■ Activity: Could you please find each line in the records that contains the word "classification" and copy it?

■ Data for this exercise:
[Start of Attachment]

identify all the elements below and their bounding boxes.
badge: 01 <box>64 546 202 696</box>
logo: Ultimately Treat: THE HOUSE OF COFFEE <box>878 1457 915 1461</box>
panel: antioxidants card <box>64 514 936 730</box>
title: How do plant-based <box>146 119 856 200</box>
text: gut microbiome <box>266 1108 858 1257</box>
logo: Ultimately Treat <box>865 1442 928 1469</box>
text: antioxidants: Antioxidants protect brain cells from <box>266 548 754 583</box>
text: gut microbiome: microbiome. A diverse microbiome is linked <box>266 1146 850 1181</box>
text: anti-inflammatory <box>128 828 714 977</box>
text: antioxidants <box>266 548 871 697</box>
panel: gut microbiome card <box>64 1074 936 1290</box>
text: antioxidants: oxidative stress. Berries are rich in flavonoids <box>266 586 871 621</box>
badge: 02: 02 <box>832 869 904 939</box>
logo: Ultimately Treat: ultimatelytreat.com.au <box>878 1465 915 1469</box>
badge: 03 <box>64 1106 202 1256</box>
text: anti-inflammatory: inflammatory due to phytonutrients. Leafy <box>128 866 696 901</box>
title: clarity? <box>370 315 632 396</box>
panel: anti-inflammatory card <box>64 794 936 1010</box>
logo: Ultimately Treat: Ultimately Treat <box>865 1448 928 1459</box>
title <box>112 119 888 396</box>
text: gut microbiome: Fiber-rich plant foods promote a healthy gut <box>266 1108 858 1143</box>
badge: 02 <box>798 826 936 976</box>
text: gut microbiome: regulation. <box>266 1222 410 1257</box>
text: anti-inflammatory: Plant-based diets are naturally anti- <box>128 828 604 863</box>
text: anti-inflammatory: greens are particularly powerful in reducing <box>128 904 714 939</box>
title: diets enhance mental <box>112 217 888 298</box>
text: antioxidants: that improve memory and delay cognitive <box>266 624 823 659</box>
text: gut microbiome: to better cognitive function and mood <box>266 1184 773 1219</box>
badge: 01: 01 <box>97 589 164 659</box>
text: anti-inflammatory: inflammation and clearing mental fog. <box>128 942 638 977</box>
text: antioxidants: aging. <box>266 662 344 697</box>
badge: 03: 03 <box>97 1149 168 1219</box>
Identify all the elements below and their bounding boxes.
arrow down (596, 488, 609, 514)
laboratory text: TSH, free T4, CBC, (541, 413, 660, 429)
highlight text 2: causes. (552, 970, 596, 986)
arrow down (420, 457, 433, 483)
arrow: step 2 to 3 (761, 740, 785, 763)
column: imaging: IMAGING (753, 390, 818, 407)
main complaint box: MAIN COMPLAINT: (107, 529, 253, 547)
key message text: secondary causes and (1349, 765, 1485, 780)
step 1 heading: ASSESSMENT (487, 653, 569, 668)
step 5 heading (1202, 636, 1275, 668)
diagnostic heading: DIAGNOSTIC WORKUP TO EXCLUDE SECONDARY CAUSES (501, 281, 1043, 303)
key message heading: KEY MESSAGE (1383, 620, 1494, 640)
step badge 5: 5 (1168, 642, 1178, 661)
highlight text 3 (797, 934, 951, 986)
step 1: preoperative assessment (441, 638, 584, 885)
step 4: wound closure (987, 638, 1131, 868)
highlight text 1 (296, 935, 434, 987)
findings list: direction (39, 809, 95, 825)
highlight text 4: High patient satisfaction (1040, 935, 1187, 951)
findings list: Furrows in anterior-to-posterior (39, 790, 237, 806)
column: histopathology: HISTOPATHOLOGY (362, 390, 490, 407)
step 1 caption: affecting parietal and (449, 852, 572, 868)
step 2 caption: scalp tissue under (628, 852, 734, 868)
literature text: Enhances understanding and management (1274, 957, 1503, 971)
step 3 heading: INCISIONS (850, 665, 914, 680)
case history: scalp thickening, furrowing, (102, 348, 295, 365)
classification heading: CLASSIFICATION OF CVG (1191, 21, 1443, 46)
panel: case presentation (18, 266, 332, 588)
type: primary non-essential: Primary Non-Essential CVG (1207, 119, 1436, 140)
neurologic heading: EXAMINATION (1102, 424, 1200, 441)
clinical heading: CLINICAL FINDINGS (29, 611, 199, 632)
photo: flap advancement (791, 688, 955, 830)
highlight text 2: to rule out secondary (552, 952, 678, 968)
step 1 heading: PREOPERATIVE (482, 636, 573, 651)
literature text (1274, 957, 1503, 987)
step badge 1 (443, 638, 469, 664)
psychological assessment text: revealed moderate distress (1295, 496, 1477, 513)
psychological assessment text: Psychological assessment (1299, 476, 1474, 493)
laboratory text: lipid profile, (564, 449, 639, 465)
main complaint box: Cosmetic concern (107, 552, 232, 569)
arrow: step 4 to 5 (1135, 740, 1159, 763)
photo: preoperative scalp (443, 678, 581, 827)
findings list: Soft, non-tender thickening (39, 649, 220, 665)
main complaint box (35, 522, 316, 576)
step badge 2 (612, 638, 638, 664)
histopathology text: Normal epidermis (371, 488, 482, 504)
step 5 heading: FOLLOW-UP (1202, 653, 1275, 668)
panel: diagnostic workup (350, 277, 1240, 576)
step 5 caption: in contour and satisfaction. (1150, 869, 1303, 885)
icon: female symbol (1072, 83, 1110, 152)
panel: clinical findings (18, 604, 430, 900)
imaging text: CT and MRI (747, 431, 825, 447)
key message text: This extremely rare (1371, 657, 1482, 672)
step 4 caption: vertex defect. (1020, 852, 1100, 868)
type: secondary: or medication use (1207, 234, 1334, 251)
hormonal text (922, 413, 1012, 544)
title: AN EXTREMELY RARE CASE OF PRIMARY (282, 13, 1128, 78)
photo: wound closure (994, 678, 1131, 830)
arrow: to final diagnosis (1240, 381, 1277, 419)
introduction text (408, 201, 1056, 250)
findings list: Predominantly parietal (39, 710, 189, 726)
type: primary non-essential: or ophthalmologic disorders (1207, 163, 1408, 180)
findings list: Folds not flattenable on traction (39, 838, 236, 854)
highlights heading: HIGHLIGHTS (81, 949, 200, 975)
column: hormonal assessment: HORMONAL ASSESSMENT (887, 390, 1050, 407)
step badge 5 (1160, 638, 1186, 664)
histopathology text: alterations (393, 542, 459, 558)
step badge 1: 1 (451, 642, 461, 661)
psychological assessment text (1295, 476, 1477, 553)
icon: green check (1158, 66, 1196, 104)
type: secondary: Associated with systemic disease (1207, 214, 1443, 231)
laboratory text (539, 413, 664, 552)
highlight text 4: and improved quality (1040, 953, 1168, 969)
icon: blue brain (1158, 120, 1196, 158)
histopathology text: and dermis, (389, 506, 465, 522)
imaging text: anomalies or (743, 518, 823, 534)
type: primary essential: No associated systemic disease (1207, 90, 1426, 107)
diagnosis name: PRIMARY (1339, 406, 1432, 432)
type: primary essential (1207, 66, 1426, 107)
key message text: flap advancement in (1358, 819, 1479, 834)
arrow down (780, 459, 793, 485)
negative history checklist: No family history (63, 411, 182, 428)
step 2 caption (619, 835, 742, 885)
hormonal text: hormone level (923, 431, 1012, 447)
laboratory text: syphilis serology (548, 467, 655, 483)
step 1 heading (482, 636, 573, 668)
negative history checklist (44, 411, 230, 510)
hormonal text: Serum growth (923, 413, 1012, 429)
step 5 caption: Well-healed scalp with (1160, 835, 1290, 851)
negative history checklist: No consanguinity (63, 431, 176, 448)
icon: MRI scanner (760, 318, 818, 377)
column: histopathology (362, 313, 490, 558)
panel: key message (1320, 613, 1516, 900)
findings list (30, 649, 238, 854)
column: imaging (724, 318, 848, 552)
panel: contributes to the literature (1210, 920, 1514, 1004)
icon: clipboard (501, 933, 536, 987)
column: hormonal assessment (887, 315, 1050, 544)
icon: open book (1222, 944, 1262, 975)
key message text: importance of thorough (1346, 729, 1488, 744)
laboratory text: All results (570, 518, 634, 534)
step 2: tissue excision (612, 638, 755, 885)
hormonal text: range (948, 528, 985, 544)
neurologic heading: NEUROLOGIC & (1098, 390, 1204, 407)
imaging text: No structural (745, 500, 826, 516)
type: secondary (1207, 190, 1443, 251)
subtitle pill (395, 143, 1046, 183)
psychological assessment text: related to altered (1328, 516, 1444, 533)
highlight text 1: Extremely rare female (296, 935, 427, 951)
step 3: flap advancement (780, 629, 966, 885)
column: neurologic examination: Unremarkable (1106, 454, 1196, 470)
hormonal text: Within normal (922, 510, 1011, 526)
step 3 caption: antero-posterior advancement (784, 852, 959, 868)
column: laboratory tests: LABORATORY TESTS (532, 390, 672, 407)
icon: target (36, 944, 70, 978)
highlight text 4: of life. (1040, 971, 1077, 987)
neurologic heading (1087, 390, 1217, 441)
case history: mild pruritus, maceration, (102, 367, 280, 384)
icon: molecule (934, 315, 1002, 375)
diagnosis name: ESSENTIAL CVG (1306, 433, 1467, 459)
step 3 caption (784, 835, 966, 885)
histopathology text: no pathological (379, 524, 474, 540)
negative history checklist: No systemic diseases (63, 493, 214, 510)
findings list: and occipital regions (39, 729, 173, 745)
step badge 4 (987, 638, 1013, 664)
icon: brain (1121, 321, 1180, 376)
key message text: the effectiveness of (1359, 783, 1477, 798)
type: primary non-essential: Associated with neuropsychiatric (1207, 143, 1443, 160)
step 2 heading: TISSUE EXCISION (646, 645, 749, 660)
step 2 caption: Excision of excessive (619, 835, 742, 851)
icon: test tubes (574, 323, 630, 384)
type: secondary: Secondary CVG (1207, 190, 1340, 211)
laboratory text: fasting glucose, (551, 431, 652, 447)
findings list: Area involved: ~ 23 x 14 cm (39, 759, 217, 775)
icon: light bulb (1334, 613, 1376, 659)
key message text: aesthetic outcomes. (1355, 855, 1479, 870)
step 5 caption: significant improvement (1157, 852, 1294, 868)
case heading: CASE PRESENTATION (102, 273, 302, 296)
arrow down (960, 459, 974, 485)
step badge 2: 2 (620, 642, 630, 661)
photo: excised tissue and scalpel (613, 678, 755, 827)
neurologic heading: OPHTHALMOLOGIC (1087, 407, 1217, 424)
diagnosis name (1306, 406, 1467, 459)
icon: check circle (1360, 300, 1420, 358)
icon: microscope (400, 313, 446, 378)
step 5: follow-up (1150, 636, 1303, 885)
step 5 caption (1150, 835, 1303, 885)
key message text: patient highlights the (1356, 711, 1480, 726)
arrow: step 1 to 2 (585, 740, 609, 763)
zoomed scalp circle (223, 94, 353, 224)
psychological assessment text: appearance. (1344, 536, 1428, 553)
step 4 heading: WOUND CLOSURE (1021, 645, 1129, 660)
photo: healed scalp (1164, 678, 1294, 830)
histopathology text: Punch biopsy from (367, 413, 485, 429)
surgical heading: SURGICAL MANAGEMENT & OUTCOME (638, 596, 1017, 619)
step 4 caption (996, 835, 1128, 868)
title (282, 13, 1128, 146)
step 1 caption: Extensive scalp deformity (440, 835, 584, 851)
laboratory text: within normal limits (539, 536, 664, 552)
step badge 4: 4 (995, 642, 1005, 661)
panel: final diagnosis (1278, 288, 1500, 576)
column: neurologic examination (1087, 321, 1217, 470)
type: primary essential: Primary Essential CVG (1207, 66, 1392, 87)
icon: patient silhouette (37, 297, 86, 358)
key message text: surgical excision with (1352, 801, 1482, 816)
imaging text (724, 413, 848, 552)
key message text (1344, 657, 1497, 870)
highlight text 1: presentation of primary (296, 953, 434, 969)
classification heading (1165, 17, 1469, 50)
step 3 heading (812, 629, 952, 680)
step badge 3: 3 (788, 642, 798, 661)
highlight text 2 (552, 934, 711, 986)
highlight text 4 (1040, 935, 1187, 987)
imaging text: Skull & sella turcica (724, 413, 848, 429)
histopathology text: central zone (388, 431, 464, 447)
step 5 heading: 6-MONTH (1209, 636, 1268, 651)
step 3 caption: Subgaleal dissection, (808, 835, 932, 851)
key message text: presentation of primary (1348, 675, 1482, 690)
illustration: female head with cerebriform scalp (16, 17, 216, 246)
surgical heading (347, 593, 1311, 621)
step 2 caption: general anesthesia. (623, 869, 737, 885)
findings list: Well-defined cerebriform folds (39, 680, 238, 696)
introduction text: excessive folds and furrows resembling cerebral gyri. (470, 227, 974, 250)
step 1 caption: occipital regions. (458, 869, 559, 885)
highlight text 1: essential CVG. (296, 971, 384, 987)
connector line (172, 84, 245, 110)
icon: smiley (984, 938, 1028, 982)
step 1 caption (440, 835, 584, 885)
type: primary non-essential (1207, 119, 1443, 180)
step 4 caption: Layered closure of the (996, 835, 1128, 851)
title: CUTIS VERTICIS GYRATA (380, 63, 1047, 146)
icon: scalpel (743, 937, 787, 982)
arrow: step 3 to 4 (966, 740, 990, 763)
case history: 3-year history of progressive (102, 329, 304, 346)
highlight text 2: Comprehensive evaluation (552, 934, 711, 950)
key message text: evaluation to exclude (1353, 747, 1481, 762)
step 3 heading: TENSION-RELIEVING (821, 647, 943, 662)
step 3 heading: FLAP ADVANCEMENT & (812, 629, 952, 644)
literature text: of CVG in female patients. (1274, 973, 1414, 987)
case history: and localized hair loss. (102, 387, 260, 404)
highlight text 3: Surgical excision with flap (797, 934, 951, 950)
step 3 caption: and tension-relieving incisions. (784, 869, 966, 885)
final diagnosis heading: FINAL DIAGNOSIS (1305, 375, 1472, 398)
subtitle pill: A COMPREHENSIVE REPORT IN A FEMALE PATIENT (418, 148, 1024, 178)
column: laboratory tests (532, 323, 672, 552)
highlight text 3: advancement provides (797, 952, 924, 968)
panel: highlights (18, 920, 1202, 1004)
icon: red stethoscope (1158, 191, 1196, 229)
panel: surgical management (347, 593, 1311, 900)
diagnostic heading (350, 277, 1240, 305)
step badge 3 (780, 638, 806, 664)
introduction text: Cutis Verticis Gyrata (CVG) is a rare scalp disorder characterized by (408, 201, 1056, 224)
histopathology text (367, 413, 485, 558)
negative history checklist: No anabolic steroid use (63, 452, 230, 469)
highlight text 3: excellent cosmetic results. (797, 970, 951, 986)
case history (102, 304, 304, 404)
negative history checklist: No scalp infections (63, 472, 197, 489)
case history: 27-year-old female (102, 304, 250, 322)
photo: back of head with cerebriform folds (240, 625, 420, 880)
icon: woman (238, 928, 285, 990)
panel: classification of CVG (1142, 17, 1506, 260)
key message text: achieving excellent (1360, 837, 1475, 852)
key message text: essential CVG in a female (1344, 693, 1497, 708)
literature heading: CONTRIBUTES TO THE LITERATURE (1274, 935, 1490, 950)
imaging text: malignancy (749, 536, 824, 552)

[End of Attachment]

■ Exercise response:
classification heading: CLASSIFICATION OF CVG (1191, 21, 1443, 46)
classification heading (1165, 17, 1469, 50)
panel: classification of CVG (1142, 17, 1506, 260)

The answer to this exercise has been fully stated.